Saved entries
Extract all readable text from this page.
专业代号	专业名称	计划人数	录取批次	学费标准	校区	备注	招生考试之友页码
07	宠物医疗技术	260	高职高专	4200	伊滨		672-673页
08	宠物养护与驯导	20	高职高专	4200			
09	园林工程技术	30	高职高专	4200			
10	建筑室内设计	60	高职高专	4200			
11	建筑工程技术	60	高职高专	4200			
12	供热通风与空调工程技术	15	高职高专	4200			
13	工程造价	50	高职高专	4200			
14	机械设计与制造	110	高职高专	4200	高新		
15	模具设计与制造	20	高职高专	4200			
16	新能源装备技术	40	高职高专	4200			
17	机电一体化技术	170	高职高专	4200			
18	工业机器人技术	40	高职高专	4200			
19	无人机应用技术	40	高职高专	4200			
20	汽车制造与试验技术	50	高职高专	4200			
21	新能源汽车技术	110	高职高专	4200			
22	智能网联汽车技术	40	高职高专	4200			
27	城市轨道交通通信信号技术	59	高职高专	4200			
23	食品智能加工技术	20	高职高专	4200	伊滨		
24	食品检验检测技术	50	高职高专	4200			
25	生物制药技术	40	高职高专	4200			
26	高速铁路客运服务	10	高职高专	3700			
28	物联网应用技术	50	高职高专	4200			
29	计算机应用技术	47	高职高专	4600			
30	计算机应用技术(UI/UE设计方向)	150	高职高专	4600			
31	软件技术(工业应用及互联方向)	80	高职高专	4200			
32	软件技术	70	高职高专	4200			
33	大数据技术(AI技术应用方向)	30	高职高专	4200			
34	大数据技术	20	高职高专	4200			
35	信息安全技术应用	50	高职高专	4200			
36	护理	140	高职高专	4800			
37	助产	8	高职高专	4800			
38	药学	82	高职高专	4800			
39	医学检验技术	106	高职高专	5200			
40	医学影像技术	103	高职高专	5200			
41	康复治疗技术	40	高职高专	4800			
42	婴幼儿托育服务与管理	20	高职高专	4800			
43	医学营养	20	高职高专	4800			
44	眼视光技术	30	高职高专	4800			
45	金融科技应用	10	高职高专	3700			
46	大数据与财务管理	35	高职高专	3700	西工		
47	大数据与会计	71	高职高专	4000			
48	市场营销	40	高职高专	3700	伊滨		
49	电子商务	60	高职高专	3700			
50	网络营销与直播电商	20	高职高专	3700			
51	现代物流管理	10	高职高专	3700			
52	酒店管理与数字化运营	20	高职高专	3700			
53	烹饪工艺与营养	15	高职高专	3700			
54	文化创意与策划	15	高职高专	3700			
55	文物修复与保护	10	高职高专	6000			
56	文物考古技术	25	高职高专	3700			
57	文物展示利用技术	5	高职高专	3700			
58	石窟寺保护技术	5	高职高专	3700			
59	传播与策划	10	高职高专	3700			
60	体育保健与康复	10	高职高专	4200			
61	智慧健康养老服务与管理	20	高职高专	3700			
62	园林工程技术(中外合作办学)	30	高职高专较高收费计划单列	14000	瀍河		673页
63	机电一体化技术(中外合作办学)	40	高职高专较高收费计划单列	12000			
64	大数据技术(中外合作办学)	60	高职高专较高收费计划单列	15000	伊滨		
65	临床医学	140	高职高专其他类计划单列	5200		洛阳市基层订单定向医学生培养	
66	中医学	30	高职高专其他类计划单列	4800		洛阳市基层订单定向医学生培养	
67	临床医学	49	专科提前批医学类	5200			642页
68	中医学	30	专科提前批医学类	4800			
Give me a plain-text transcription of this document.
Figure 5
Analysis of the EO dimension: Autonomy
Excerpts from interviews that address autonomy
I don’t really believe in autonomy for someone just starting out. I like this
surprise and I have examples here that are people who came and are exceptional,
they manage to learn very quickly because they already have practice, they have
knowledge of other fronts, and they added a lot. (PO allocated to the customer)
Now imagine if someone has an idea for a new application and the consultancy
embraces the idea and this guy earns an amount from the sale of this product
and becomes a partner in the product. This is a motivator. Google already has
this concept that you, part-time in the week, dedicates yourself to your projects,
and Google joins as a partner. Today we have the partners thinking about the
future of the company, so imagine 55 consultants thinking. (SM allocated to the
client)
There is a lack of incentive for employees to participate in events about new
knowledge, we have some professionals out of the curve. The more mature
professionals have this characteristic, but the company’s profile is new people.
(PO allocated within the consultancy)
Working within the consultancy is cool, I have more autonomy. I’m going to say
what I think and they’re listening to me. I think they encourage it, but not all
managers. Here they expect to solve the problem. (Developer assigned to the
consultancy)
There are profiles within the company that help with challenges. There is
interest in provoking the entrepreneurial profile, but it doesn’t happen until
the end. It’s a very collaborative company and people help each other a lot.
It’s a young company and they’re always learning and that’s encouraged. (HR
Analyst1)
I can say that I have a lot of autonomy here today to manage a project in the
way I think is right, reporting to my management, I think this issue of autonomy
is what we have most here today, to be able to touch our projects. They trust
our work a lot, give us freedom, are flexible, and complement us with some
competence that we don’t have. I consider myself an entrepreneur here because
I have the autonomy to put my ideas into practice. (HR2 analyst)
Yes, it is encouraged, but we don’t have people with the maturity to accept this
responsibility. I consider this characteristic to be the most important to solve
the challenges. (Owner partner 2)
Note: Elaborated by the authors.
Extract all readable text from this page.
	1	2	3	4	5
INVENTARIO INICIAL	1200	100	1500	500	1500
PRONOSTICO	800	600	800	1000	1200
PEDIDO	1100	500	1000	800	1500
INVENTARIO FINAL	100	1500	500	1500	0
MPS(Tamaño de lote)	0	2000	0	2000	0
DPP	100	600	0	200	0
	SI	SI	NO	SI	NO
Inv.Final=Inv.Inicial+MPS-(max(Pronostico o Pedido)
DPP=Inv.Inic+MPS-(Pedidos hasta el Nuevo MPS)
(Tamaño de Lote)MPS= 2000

• **WRITTEN TASK**
The records above should be duplicated in full, exactly as given.

• **EXPECTED OUTPUT**
Extract all readable text from this page.
专业代号	专业名称	计划人数	录取批次	学费标准	校区	备注	招生考试之友页码
07	宠物医疗技术	260	高职高专	4200	伊滨		672-673页
08	宠物养护与驯导	20	高职高专	4200			
09	园林工程技术	30	高职高专	4200			
10	建筑室内设计	60	高职高专	4200			
11	建筑工程技术	60	高职高专	4200			
12	供热通风与空调工程技术	15	高职高专	4200			
13	工程造价	50	高职高专	4200			
14	机械设计与制造	110	高职高专	4200	高新		
15	模具设计与制造	20	高职高专	4200			
16	新能源装备技术	40	高职高专	4200			
17	机电一体化技术	170	高职高专	4200			
18	工业机器人技术	40	高职高专	4200			
19	无人机应用技术	40	高职高专	4200			
20	汽车制造与试验技术	50	高职高专	4200			
21	新能源汽车技术	110	高职高专	4200			
22	智能网联汽车技术	40	高职高专	4200			
27	城市轨道交通通信信号技术	59	高职高专	4200			
23	食品智能加工技术	20	高职高专	4200	伊滨		
24	食品检验检测技术	50	高职高专	4200			
25	生物制药技术	40	高职高专	4200			
26	高速铁路客运服务	10	高职高专	3700			
28	物联网应用技术	50	高职高专	4200			
29	计算机应用技术	47	高职高专	4600			
30	计算机应用技术(UI/UE设计方向)	150	高职高专	4600			
31	软件技术(工业应用及互联方向)	80	高职高专	4200			
32	软件技术	70	高职高专	4200			
33	大数据技术(AI技术应用方向)	30	高职高专	4200			
34	大数据技术	20	高职高专	4200			
35	信息安全技术应用	50	高职高专	4200			
36	护理	140	高职高专	4800			
37	助产	8	高职高专	4800			
38	药学	82	高职高专	4800			
39	医学检验技术	106	高职高专	5200			
40	医学影像技术	103	高职高专	5200			
41	康复治疗技术	40	高职高专	4800			
42	婴幼儿托育服务与管理	20	高职高专	4800			
43	医学营养	20	高职高专	4800			
44	眼视光技术	30	高职高专	4800			
45	金融科技应用	10	高职高专	3700			
46	大数据与财务管理	35	高职高专	3700	西工		
47	大数据与会计	71	高职高专	4000			
48	市场营销	40	高职高专	3700	伊滨		
49	电子商务	60	高职高专	3700			
50	网络营销与直播电商	20	高职高专	3700			
51	现代物流管理	10	高职高专	3700			
52	酒店管理与数字化运营	20	高职高专	3700			
53	烹饪工艺与营养	15	高职高专	3700			
54	文化创意与策划	15	高职高专	3700			
55	文物修复与保护	10	高职高专	6000			
56	文物考古技术	25	高职高专	3700			
57	文物展示利用技术	5	高职高专	3700			
58	石窟寺保护技术	5	高职高专	3700			
59	传播与策划	10	高职高专	3700			
60	体育保健与康复	10	高职高专	4200			
61	智慧健康养老服务与管理	20	高职高专	3700			
62	园林工程技术(中外合作办学)	30	高职高专较高收费计划单列	14000	瀍河		673页
63	机电一体化技术(中外合作办学)	40	高职高专较高收费计划单列	12000			
64	大数据技术(中外合作办学)	60	高职高专较高收费计划单列	15000	伊滨		
65	临床医学	140	高职高专其他类计划单列	5200		洛阳市基层订单定向医学生培养	
66	中医学	30	高职高专其他类计划单列	4800		洛阳市基层订单定向医学生培养	
67	临床医学	49	专科提前批医学类	5200			642页
68	中医学	30	专科提前批医学类	4800			
Give me a plain-text transcription of this document.
Figure 5
Analysis of the EO dimension: Autonomy
Excerpts from interviews that address autonomy
I don’t really believe in autonomy for someone just starting out. I like this
surprise and I have examples here that are people who came and are exceptional,
they manage to learn very quickly because they already have practice, they have
knowledge of other fronts, and they added a lot. (PO allocated to the customer)
Now imagine if someone has an idea for a new application and the consultancy
embraces the idea and this guy earns an amount from the sale of this product
and becomes a partner in the product. This is a motivator. Google already has
this concept that you, part-time in the week, dedicates yourself to your projects,
and Google joins as a partner. Today we have the partners thinking about the
future of the company, so imagine 55 consultants thinking. (SM allocated to the
client)
There is a lack of incentive for employees to participate in events about new
knowledge, we have some professionals out of the curve. The more mature
professionals have this characteristic, but the company’s profile is new people.
(PO allocated within the consultancy)
Working within the consultancy is cool, I have more autonomy. I’m going to say
what I think and they’re listening to me. I think they encourage it, but not all
managers. Here they expect to solve the problem. (Developer assigned to the
consultancy)
There are profiles within the company that help with challenges. There is
interest in provoking the entrepreneurial profile, but it doesn’t happen until
the end. It’s a very collaborative company and people help each other a lot.
It’s a young company and they’re always learning and that’s encouraged. (HR
Analyst1)
I can say that I have a lot of autonomy here today to manage a project in the
way I think is right, reporting to my management, I think this issue of autonomy
is what we have most here today, to be able to touch our projects. They trust
our work a lot, give us freedom, are flexible, and complement us with some
competence that we don’t have. I consider myself an entrepreneur here because
I have the autonomy to put my ideas into practice. (HR2 analyst)
Yes, it is encouraged, but we don’t have people with the maturity to accept this
responsibility. I consider this characteristic to be the most important to solve
the challenges. (Owner partner 2)
Note: Elaborated by the authors.
Extract all readable text from this page.
	1	2	3	4	5
INVENTARIO INICIAL	1200	100	1500	500	1500
PRONOSTICO	800	600	800	1000	1200
PEDIDO	1100	500	1000	800	1500
INVENTARIO FINAL	100	1500	500	1500	0
MPS(Tamaño de lote)	0	2000	0	2000	0
DPP	100	600	0	200	0
	SI	SI	NO	SI	NO
Inv.Final=Inv.Inicial+MPS-(max(Pronostico o Pedido)
DPP=Inv.Inic+MPS-(Pedidos hasta el Nuevo MPS)
(Tamaño de Lote)MPS= 2000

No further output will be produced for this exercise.